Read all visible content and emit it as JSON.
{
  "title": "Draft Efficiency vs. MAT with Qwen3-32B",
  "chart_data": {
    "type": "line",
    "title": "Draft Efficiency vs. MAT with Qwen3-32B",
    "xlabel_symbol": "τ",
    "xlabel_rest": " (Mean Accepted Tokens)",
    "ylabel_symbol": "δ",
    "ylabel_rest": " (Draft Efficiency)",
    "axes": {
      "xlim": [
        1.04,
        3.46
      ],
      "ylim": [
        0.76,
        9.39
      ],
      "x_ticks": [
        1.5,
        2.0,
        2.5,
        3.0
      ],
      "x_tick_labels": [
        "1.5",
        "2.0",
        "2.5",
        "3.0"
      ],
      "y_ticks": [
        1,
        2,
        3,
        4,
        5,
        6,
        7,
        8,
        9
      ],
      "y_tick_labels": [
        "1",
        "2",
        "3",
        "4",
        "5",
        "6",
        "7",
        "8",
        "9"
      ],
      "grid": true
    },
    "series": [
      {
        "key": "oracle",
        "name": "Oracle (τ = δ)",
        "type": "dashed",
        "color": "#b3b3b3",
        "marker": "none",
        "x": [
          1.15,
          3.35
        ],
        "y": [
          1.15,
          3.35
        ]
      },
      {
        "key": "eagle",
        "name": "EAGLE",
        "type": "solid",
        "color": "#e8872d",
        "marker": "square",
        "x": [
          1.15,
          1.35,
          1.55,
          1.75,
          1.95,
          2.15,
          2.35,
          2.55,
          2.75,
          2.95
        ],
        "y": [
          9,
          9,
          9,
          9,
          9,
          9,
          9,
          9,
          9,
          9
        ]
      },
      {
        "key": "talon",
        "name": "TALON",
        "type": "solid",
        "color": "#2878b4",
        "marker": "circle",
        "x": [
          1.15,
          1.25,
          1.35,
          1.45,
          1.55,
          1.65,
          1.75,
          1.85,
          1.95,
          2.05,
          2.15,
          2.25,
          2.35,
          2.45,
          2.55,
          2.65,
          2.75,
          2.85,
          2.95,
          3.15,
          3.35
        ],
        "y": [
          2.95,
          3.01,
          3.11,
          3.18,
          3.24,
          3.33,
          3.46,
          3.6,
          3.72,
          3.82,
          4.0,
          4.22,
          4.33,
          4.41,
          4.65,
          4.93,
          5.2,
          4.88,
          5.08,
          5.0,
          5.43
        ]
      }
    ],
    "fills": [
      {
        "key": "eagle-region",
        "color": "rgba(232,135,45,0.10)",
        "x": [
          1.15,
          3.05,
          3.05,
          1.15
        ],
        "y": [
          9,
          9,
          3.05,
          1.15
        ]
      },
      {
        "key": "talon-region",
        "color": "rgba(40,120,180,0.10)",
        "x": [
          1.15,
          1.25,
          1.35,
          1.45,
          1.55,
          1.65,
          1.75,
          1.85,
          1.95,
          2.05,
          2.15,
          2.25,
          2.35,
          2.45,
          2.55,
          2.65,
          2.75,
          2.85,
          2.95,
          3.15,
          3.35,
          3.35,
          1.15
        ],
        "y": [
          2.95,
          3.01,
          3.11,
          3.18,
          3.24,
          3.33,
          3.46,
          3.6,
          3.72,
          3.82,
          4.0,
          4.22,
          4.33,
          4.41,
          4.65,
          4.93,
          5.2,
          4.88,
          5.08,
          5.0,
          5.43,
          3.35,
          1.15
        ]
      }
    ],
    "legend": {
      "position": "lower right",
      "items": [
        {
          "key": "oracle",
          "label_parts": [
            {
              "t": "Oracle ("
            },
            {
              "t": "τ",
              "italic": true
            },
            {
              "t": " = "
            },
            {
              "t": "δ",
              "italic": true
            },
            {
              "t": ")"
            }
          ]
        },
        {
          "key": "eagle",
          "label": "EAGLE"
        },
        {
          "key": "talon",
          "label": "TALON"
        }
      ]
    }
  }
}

##########

## Exercise details:
Print the records above exactly as they appear.

## Solution for this task:
Read all visible content and emit it as JSON.
{
  "title": "Draft Efficiency vs. MAT with Qwen3-32B",
  "chart_data": {
    "type": "line",
    "title": "Draft Efficiency vs. MAT with Qwen3-32B",
    "xlabel_symbol": "τ",
    "xlabel_rest": " (Mean Accepted Tokens)",
    "ylabel_symbol": "δ",
    "ylabel_rest": " (Draft Efficiency)",
    "axes": {
      "xlim": [
        1.04,
        3.46
      ],
      "ylim": [
        0.76,
        9.39
      ],
      "x_ticks": [
        1.5,
        2.0,
        2.5,
        3.0
      ],
      "x_tick_labels": [
        "1.5",
        "2.0",
        "2.5",
        "3.0"
      ],
      "y_ticks": [
        1,
        2,
        3,
        4,
        5,
        6,
        7,
        8,
        9
      ],
      "y_tick_labels": [
        "1",
        "2",
        "3",
        "4",
        "5",
        "6",
        "7",
        "8",
        "9"
      ],
      "grid": true
    },
    "series": [
      {
        "key": "oracle",
        "name": "Oracle (τ = δ)",
        "type": "dashed",
        "color": "#b3b3b3",
        "marker": "none",
        "x": [
          1.15,
          3.35
        ],
        "y": [
          1.15,
          3.35
        ]
      },
      {
        "key": "eagle",
        "name": "EAGLE",
        "type": "solid",
        "color": "#e8872d",
        "marker": "square",
        "x": [
          1.15,
          1.35,
          1.55,
          1.75,
          1.95,
          2.15,
          2.35,
          2.55,
          2.75,
          2.95
        ],
        "y": [
          9,
          9,
          9,
          9,
          9,
          9,
          9,
          9,
          9,
          9
        ]
      },
      {
        "key": "talon",
        "name": "TALON",
        "type": "solid",
        "color": "#2878b4",
        "marker": "circle",
        "x": [
          1.15,
          1.25,
          1.35,
          1.45,
          1.55,
          1.65,
          1.75,
          1.85,
          1.95,
          2.05,
          2.15,
          2.25,
          2.35,
          2.45,
          2.55,
          2.65,
          2.75,
          2.85,
          2.95,
          3.15,
          3.35
        ],
        "y": [
          2.95,
          3.01,
          3.11,
          3.18,
          3.24,
          3.33,
          3.46,
          3.6,
          3.72,
          3.82,
          4.0,
          4.22,
          4.33,
          4.41,
          4.65,
          4.93,
          5.2,
          4.88,
          5.08,
          5.0,
          5.43
        ]
      }
    ],
    "fills": [
      {
        "key": "eagle-region",
        "color": "rgba(232,135,45,0.10)",
        "x": [
          1.15,
          3.05,
          3.05,
          1.15
        ],
        "y": [
          9,
          9,
          3.05,
          1.15
        ]
      },
      {
        "key": "talon-region",
        "color": "rgba(40,120,180,0.10)",
        "x": [
          1.15,
          1.25,
          1.35,
          1.45,
          1.55,
          1.65,
          1.75,
          1.85,
          1.95,
          2.05,
          2.15,
          2.25,
          2.35,
          2.45,
          2.55,
          2.65,
          2.75,
          2.85,
          2.95,
          3.15,
          3.35,
          3.35,
          1.15
        ],
        "y": [
          2.95,
          3.01,
          3.11,
          3.18,
          3.24,
          3.33,
          3.46,
          3.6,
          3.72,
          3.82,
          4.0,
          4.22,
          4.33,
          4.41,
          4.65,
          4.93,
          5.2,
          4.88,
          5.08,
          5.0,
          5.43,
          3.35,
          1.15
        ]
      }
    ],
    "legend": {
      "position": "lower right",
      "items": [
        {
          "key": "oracle",
          "label_parts": [
            {
              "t": "Oracle ("
            },
            {
              "t": "τ",
              "italic": true
            },
            {
              "t": " = "
            },
            {
              "t": "δ",
              "italic": true
            },
            {
              "t": ")"
            }
          ]
        },
        {
          "key": "eagle",
          "label": "EAGLE"
        },
        {
          "key": "talon",
          "label": "TALON"
        }
      ]
    }
  }
}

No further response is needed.